STATED EXERCISE: You are to retype all of the data exactly as it appears.

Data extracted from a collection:

┌──

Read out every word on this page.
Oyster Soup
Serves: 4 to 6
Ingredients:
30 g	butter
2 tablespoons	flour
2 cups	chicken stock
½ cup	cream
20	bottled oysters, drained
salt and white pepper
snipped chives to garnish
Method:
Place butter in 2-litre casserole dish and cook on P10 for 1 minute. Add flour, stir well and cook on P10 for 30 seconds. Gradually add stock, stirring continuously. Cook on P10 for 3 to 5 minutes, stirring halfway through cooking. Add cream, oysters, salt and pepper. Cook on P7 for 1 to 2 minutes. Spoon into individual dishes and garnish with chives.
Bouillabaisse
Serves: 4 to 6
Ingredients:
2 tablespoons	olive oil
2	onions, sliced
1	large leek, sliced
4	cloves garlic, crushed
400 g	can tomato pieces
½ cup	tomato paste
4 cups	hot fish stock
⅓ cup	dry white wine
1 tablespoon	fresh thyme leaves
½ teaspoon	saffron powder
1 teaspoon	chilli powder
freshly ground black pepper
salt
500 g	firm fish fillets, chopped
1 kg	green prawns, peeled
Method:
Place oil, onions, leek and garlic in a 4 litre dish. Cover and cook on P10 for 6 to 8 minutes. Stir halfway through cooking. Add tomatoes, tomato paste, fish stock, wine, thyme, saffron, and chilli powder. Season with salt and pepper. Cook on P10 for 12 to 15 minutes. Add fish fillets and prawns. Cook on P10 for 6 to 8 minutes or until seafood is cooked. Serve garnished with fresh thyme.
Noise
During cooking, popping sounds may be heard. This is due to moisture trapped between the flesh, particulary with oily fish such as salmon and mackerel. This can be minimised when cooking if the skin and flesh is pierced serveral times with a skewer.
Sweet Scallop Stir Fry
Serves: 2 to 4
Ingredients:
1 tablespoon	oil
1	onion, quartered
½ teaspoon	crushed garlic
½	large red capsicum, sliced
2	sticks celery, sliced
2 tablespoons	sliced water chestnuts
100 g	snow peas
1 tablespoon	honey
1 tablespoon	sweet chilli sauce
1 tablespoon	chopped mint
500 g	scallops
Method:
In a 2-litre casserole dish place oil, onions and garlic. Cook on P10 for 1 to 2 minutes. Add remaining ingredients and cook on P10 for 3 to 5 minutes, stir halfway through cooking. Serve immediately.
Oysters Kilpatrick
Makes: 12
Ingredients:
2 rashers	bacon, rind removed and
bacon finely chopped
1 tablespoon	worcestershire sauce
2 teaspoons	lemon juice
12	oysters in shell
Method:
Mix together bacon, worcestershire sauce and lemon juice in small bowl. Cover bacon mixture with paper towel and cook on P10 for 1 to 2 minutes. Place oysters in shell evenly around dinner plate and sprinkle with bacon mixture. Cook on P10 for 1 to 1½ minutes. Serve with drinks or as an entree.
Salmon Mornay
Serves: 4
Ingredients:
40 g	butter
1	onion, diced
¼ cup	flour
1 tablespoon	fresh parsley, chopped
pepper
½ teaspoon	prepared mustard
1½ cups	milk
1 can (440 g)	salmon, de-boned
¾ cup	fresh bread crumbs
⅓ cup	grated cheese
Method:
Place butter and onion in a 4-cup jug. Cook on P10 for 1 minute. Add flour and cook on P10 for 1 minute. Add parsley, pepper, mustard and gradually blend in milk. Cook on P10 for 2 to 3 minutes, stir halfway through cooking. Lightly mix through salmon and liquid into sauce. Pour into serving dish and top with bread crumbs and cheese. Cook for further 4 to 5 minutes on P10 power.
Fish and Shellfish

└──

RESULT FOR THIS TASK:
Read out every word on this page.
Oyster Soup
Serves: 4 to 6
Ingredients:
30 g	butter
2 tablespoons	flour
2 cups	chicken stock
½ cup	cream
20	bottled oysters, drained
salt and white pepper
snipped chives to garnish
Method:
Place butter in 2-litre casserole dish and cook on P10 for 1 minute. Add flour, stir well and cook on P10 for 30 seconds. Gradually add stock, stirring continuously. Cook on P10 for 3 to 5 minutes, stirring halfway through cooking. Add cream, oysters, salt and pepper. Cook on P7 for 1 to 2 minutes. Spoon into individual dishes and garnish with chives.
Bouillabaisse
Serves: 4 to 6
Ingredients:
2 tablespoons	olive oil
2	onions, sliced
1	large leek, sliced
4	cloves garlic, crushed
400 g	can tomato pieces
½ cup	tomato paste
4 cups	hot fish stock
⅓ cup	dry white wine
1 tablespoon	fresh thyme leaves
½ teaspoon	saffron powder
1 teaspoon	chilli powder
freshly ground black pepper
salt
500 g	firm fish fillets, chopped
1 kg	green prawns, peeled
Method:
Place oil, onions, leek and garlic in a 4 litre dish. Cover and cook on P10 for 6 to 8 minutes. Stir halfway through cooking. Add tomatoes, tomato paste, fish stock, wine, thyme, saffron, and chilli powder. Season with salt and pepper. Cook on P10 for 12 to 15 minutes. Add fish fillets and prawns. Cook on P10 for 6 to 8 minutes or until seafood is cooked. Serve garnished with fresh thyme.
Noise
During cooking, popping sounds may be heard. This is due to moisture trapped between the flesh, particulary with oily fish such as salmon and mackerel. This can be minimised when cooking if the skin and flesh is pierced serveral times with a skewer.
Sweet Scallop Stir Fry
Serves: 2 to 4
Ingredients:
1 tablespoon	oil
1	onion, quartered
½ teaspoon	crushed garlic
½	large red capsicum, sliced
2	sticks celery, sliced
2 tablespoons	sliced water chestnuts
100 g	snow peas
1 tablespoon	honey
1 tablespoon	sweet chilli sauce
1 tablespoon	chopped mint
500 g	scallops
Method:
In a 2-litre casserole dish place oil, onions and garlic. Cook on P10 for 1 to 2 minutes. Add remaining ingredients and cook on P10 for 3 to 5 minutes, stir halfway through cooking. Serve immediately.
Oysters Kilpatrick
Makes: 12
Ingredients:
2 rashers	bacon, rind removed and
bacon finely chopped
1 tablespoon	worcestershire sauce
2 teaspoons	lemon juice
12	oysters in shell
Method:
Mix together bacon, worcestershire sauce and lemon juice in small bowl. Cover bacon mixture with paper towel and cook on P10 for 1 to 2 minutes. Place oysters in shell evenly around dinner plate and sprinkle with bacon mixture. Cook on P10 for 1 to 1½ minutes. Serve with drinks or as an entree.
Salmon Mornay
Serves: 4
Ingredients:
40 g	butter
1	onion, diced
¼ cup	flour
1 tablespoon	fresh parsley, chopped
pepper
½ teaspoon	prepared mustard
1½ cups	milk
1 can (440 g)	salmon, de-boned
¾ cup	fresh bread crumbs
⅓ cup	grated cheese
Method:
Place butter and onion in a 4-cup jug. Cook on P10 for 1 minute. Add flour and cook on P10 for 1 minute. Add parsley, pepper, mustard and gradually blend in milk. Cook on P10 for 2 to 3 minutes, stir halfway through cooking. Lightly mix through salmon and liquid into sauce. Pour into serving dish and top with bread crumbs and cheese. Cook for further 4 to 5 minutes on P10 power.
Fish and Shellfish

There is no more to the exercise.